DIRECTIONS FOR THIS TASK ▸ Output all of the entries below precisely as written.

EXTRACTED ENTRIES ▸
☆ ☆ ☆ ☆
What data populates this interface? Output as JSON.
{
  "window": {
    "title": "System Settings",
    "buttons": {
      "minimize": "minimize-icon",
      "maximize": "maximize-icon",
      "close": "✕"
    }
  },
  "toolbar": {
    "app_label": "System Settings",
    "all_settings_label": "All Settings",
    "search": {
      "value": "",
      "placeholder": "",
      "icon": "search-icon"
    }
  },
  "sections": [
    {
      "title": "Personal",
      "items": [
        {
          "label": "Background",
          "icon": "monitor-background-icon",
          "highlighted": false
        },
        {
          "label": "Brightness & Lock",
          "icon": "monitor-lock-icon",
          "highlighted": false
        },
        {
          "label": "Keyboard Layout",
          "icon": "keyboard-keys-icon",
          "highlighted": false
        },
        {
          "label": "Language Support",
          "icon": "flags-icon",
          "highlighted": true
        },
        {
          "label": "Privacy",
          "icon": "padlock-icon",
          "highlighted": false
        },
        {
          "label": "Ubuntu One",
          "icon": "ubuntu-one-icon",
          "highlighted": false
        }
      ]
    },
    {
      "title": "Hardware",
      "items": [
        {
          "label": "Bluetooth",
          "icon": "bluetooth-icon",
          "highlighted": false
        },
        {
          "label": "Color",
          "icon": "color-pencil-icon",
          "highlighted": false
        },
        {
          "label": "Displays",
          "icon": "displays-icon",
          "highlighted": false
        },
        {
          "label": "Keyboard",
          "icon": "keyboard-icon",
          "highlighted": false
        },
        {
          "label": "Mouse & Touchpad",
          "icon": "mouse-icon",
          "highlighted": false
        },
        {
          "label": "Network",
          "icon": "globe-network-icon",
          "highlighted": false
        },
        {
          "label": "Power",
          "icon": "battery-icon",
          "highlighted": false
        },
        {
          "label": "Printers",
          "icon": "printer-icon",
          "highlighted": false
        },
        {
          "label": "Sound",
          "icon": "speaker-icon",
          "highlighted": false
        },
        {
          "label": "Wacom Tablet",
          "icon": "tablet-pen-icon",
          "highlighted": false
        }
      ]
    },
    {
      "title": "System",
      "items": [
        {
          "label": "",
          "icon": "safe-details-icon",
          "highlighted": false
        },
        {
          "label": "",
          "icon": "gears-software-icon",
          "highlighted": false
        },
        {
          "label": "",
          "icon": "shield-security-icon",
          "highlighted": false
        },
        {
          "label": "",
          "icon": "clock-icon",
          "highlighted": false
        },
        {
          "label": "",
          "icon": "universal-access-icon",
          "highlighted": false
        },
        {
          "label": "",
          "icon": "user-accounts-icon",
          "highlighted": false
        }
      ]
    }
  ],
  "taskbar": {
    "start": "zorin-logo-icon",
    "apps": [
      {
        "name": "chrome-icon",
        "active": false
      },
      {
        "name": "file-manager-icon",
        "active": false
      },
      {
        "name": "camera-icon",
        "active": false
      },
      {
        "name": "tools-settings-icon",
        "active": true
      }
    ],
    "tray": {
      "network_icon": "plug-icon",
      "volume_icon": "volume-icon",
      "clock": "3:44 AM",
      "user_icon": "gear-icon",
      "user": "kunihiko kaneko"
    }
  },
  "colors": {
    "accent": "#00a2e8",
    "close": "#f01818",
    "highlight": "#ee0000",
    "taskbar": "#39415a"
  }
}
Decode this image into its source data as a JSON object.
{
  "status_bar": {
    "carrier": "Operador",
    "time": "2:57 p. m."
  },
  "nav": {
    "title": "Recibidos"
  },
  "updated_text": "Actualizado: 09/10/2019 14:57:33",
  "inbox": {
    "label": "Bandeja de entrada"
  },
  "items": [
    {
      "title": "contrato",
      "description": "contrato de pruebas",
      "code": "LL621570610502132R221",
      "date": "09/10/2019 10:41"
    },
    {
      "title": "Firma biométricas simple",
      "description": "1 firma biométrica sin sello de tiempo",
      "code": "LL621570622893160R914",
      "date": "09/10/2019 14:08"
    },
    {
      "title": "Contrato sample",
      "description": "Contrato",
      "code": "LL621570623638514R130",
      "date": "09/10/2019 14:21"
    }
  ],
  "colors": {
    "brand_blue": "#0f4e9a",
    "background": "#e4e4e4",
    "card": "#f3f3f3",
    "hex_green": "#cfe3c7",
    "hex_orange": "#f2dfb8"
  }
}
☆ ☆ ☆ ☆
ANSWER FOR THIS EXERCISE ▸
What data populates this interface? Output as JSON.
{
  "window": {
    "title": "System Settings",
    "buttons": {
      "minimize": "minimize-icon",
      "maximize": "maximize-icon",
      "close": "✕"
    }
  },
  "toolbar": {
    "app_label": "System Settings",
    "all_settings_label": "All Settings",
    "search": {
      "value": "",
      "placeholder": "",
      "icon": "search-icon"
    }
  },
  "sections": [
    {
      "title": "Personal",
      "items": [
        {
          "label": "Background",
          "icon": "monitor-background-icon",
          "highlighted": false
        },
        {
          "label": "Brightness & Lock",
          "icon": "monitor-lock-icon",
          "highlighted": false
        },
        {
          "label": "Keyboard Layout",
          "icon": "keyboard-keys-icon",
          "highlighted": false
        },
        {
          "label": "Language Support",
          "icon": "flags-icon",
          "highlighted": true
        },
        {
          "label": "Privacy",
          "icon": "padlock-icon",
          "highlighted": false
        },
        {
          "label": "Ubuntu One",
          "icon": "ubuntu-one-icon",
          "highlighted": false
        }
      ]
    },
    {
      "title": "Hardware",
      "items": [
        {
          "label": "Bluetooth",
          "icon": "bluetooth-icon",
          "highlighted": false
        },
        {
          "label": "Color",
          "icon": "color-pencil-icon",
          "highlighted": false
        },
        {
          "label": "Displays",
          "icon": "displays-icon",
          "highlighted": false
        },
        {
          "label": "Keyboard",
          "icon": "keyboard-icon",
          "highlighted": false
        },
        {
          "label": "Mouse & Touchpad",
          "icon": "mouse-icon",
          "highlighted": false
        },
        {
          "label": "Network",
          "icon": "globe-network-icon",
          "highlighted": false
        },
        {
          "label": "Power",
          "icon": "battery-icon",
          "highlighted": false
        },
        {
          "label": "Printers",
          "icon": "printer-icon",
          "highlighted": false
        },
        {
          "label": "Sound",
          "icon": "speaker-icon",
          "highlighted": false
        },
        {
          "label": "Wacom Tablet",
          "icon": "tablet-pen-icon",
          "highlighted": false
        }
      ]
    },
    {
      "title": "System",
      "items": [
        {
          "label": "",
          "icon": "safe-details-icon",
          "highlighted": false
        },
        {
          "label": "",
          "icon": "gears-software-icon",
          "highlighted": false
        },
        {
          "label": "",
          "icon": "shield-security-icon",
          "highlighted": false
        },
        {
          "label": "",
          "icon": "clock-icon",
          "highlighted": false
        },
        {
          "label": "",
          "icon": "universal-access-icon",
          "highlighted": false
        },
        {
          "label": "",
          "icon": "user-accounts-icon",
          "highlighted": false
        }
      ]
    }
  ],
  "taskbar": {
    "start": "zorin-logo-icon",
    "apps": [
      {
        "name": "chrome-icon",
        "active": false
      },
      {
        "name": "file-manager-icon",
        "active": false
      },
      {
        "name": "camera-icon",
        "active": false
      },
      {
        "name": "tools-settings-icon",
        "active": true
      }
    ],
    "tray": {
      "network_icon": "plug-icon",
      "volume_icon": "volume-icon",
      "clock": "3:44 AM",
      "user_icon": "gear-icon",
      "user": "kunihiko kaneko"
    }
  },
  "colors": {
    "accent": "#00a2e8",
    "close": "#f01818",
    "highlight": "#ee0000",
    "taskbar": "#39415a"
  }
}
Decode this image into its source data as a JSON object.
{
  "status_bar": {
    "carrier": "Operador",
    "time": "2:57 p. m."
  },
  "nav": {
    "title": "Recibidos"
  },
  "updated_text": "Actualizado: 09/10/2019 14:57:33",
  "inbox": {
    "label": "Bandeja de entrada"
  },
  "items": [
    {
      "title": "contrato",
      "description": "contrato de pruebas",
      "code": "LL621570610502132R221",
      "date": "09/10/2019 10:41"
    },
    {
      "title": "Firma biométricas simple",
      "description": "1 firma biométrica sin sello de tiempo",
      "code": "LL621570622893160R914",
      "date": "09/10/2019 14:08"
    },
    {
      "title": "Contrato sample",
      "description": "Contrato",
      "code": "LL621570623638514R130",
      "date": "09/10/2019 14:21"
    }
  ],
  "colors": {
    "brand_blue": "#0f4e9a",
    "background": "#e4e4e4",
    "card": "#f3f3f3",
    "hex_green": "#cfe3c7",
    "hex_orange": "#f2dfb8"
  }
}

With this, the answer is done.